- WHAT THE TASK ASKS
Find each line with "Värdelistor" and copy it.

- AVAILABLE RECORDS
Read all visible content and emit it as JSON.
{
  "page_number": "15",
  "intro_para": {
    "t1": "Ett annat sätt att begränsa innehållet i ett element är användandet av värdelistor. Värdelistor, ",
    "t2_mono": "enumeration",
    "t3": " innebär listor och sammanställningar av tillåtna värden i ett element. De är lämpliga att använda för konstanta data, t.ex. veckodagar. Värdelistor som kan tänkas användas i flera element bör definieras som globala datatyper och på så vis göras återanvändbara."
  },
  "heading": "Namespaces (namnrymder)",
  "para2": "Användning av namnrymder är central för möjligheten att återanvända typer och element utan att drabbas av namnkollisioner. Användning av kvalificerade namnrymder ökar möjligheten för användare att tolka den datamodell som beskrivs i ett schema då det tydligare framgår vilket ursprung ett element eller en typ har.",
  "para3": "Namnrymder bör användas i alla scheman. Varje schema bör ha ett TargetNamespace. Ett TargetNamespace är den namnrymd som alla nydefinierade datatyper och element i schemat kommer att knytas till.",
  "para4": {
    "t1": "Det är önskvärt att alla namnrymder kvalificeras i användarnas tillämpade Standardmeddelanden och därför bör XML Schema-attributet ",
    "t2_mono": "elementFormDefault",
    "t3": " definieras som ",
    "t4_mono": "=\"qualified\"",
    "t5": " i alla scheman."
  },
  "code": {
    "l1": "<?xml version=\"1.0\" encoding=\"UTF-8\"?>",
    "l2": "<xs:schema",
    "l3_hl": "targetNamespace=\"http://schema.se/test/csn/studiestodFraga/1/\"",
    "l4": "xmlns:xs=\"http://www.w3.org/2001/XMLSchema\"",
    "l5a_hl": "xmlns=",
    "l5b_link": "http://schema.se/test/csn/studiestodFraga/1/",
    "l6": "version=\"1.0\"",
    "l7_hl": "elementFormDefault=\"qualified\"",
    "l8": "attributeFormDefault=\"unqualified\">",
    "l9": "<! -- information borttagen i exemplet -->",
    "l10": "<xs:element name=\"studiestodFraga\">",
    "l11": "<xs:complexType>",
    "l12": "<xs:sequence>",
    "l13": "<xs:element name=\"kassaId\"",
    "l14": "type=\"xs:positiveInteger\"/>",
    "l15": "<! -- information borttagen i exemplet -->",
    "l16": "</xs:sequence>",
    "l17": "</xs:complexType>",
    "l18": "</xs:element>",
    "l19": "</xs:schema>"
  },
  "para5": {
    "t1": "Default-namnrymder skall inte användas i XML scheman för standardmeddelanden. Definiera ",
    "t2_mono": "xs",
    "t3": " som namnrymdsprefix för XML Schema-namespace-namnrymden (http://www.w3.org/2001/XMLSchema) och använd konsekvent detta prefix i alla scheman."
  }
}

- SOLUTION TO THE PROBLEM
    "t1": "Ett annat sätt att begränsa innehållet i ett element är användandet av värdelistor. Värdelistor, ",
    "t3": " innebär listor och sammanställningar av tillåtna värden i ett element. De är lämpliga att använda för konstanta data, t.ex. veckodagar. Värdelistor som kan tänkas användas i flera element bör definieras som globala datatyper och på så vis göras återanvändbara."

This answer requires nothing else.